__TASK TO COMPLETE__: Exclude the pictures and retype the entries as written.

[A block of data]
◆ ◆ ◆ ◆ ◆

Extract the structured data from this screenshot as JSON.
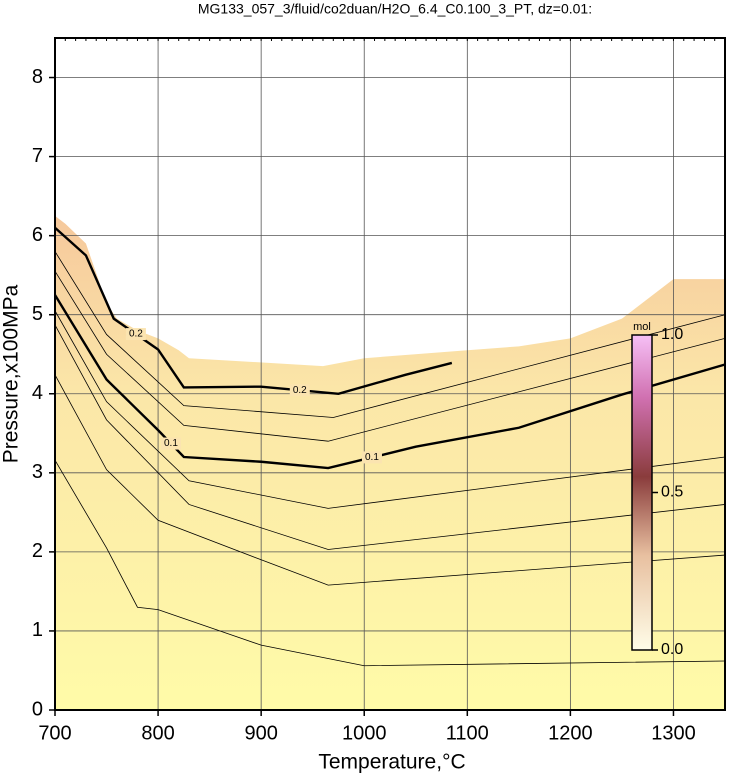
{
  "chart_data": {
    "type": "contour",
    "title": "MG133_057_3/fluid/co2duan/H2O_6.4_C0.100_3_PT, dz=0.01:",
    "x_label": "Temperature,°C",
    "y_label": "Pressure,x100MPa",
    "xlim": [
      700,
      1350
    ],
    "ylim": [
      0,
      8.5
    ],
    "xticks": [
      700,
      800,
      900,
      1000,
      1100,
      1200,
      1300
    ],
    "yticks": [
      0,
      1,
      2,
      3,
      4,
      5,
      6,
      7,
      8
    ],
    "grid": true,
    "region": {
      "x": [
        700,
        710,
        730,
        750,
        760,
        780,
        800,
        820,
        830,
        960,
        1000,
        1100,
        1150,
        1200,
        1250,
        1300,
        1350
      ],
      "y": [
        6.25,
        6.15,
        5.9,
        5.15,
        4.95,
        4.8,
        4.7,
        4.55,
        4.45,
        4.35,
        4.45,
        4.55,
        4.6,
        4.7,
        4.95,
        5.45,
        5.45
      ]
    },
    "series": [
      {
        "name": "c1",
        "bold": false,
        "x": [
          700,
          750,
          780,
          800,
          900,
          1000,
          1350
        ],
        "y": [
          3.16,
          2.05,
          1.3,
          1.27,
          0.82,
          0.56,
          0.62
        ]
      },
      {
        "name": "c2",
        "bold": false,
        "x": [
          700,
          750,
          800,
          900,
          965,
          1350
        ],
        "y": [
          4.24,
          3.04,
          2.4,
          1.9,
          1.58,
          1.96
        ]
      },
      {
        "name": "c3",
        "bold": false,
        "x": [
          700,
          750,
          830,
          965,
          1350
        ],
        "y": [
          4.87,
          3.67,
          2.6,
          2.03,
          2.6
        ]
      },
      {
        "name": "c4",
        "bold": false,
        "x": [
          700,
          750,
          830,
          965,
          1350
        ],
        "y": [
          5.05,
          3.9,
          2.9,
          2.55,
          3.2
        ]
      },
      {
        "name": "c5",
        "bold": true,
        "level": 0.1,
        "x": [
          700,
          750,
          800,
          825,
          900,
          965,
          1050,
          1150,
          1250,
          1350
        ],
        "y": [
          5.25,
          4.18,
          3.54,
          3.2,
          3.14,
          3.06,
          3.33,
          3.57,
          3.99,
          4.37
        ]
      },
      {
        "name": "c6",
        "bold": false,
        "x": [
          700,
          750,
          825,
          965,
          1350
        ],
        "y": [
          5.55,
          4.5,
          3.6,
          3.4,
          4.7
        ]
      },
      {
        "name": "c7",
        "bold": false,
        "x": [
          700,
          750,
          825,
          970,
          1350
        ],
        "y": [
          5.8,
          4.75,
          3.85,
          3.7,
          5.0
        ]
      },
      {
        "name": "c8",
        "bold": true,
        "level": 0.2,
        "x": [
          700,
          730,
          757,
          800,
          825,
          900,
          975,
          1040,
          1085
        ],
        "y": [
          6.1,
          5.75,
          4.95,
          4.56,
          4.08,
          4.09,
          4.0,
          4.24,
          4.39
        ]
      }
    ],
    "colorbar": {
      "unit": "mol",
      "lim": [
        0,
        1
      ],
      "ticks": [
        {
          "value": 0,
          "label": "0.0"
        },
        0.5,
        {
          "value": 1,
          "label": "1.0"
        }
      ]
    }
  }
}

◆ ◆ ◆ ◆ ◆

__EXPECTED ANSWER__:
Extract the structured data from this screenshot as JSON.
{
  "chart_data": {
    "type": "contour",
    "title": "MG133_057_3/fluid/co2duan/H2O_6.4_C0.100_3_PT, dz=0.01:",
    "x_label": "Temperature,°C",
    "y_label": "Pressure,x100MPa",
    "xlim": [
      700,
      1350
    ],
    "ylim": [
      0,
      8.5
    ],
    "xticks": [
      700,
      800,
      900,
      1000,
      1100,
      1200,
      1300
    ],
    "yticks": [
      0,
      1,
      2,
      3,
      4,
      5,
      6,
      7,
      8
    ],
    "grid": true,
    "region": {
      "x": [
        700,
        710,
        730,
        750,
        760,
        780,
        800,
        820,
        830,
        960,
        1000,
        1100,
        1150,
        1200,
        1250,
        1300,
        1350
      ],
      "y": [
        6.25,
        6.15,
        5.9,
        5.15,
        4.95,
        4.8,
        4.7,
        4.55,
        4.45,
        4.35,
        4.45,
        4.55,
        4.6,
        4.7,
        4.95,
        5.45,
        5.45
      ]
    },
    "series": [
      {
        "name": "c1",
        "bold": false,
        "x": [
          700,
          750,
          780,
          800,
          900,
          1000,
          1350
        ],
        "y": [
          3.16,
          2.05,
          1.3,
          1.27,
          0.82,
          0.56,
          0.62
        ]
      },
      {
        "name": "c2",
        "bold": false,
        "x": [
          700,
          750,
          800,
          900,
          965,
          1350
        ],
        "y": [
          4.24,
          3.04,
          2.4,
          1.9,
          1.58,
          1.96
        ]
      },
      {
        "name": "c3",
        "bold": false,
        "x": [
          700,
          750,
          830,
          965,
          1350
        ],
        "y": [
          4.87,
          3.67,
          2.6,
          2.03,
          2.6
        ]
      },
      {
        "name": "c4",
        "bold": false,
        "x": [
          700,
          750,
          830,
          965,
          1350
        ],
        "y": [
          5.05,
          3.9,
          2.9,
          2.55,
          3.2
        ]
      },
      {
        "name": "c5",
        "bold": true,
        "level": 0.1,
        "x": [
          700,
          750,
          800,
          825,
          900,
          965,
          1050,
          1150,
          1250,
          1350
        ],
        "y": [
          5.25,
          4.18,
          3.54,
          3.2,
          3.14,
          3.06,
          3.33,
          3.57,
          3.99,
          4.37
        ]
      },
      {
        "name": "c6",
        "bold": false,
        "x": [
          700,
          750,
          825,
          965,
          1350
        ],
        "y": [
          5.55,
          4.5,
          3.6,
          3.4,
          4.7
        ]
      },
      {
        "name": "c7",
        "bold": false,
        "x": [
          700,
          750,
          825,
          970,
          1350
        ],
        "y": [
          5.8,
          4.75,
          3.85,
          3.7,
          5.0
        ]
      },
      {
        "name": "c8",
        "bold": true,
        "level": 0.2,
        "x": [
          700,
          730,
          757,
          800,
          825,
          900,
          975,
          1040,
          1085
        ],
        "y": [
          6.1,
          5.75,
          4.95,
          4.56,
          4.08,
          4.09,
          4.0,
          4.24,
          4.39
        ]
      }
    ],
    "colorbar": {
      "unit": "mol",
      "lim": [
        0,
        1
      ],
      "ticks": [
        {
          "value": 0,
          "label": "0.0"
        },
        0.5,
        {
          "value": 1,
          "label": "1.0"
        }
      ]
    }
  }
}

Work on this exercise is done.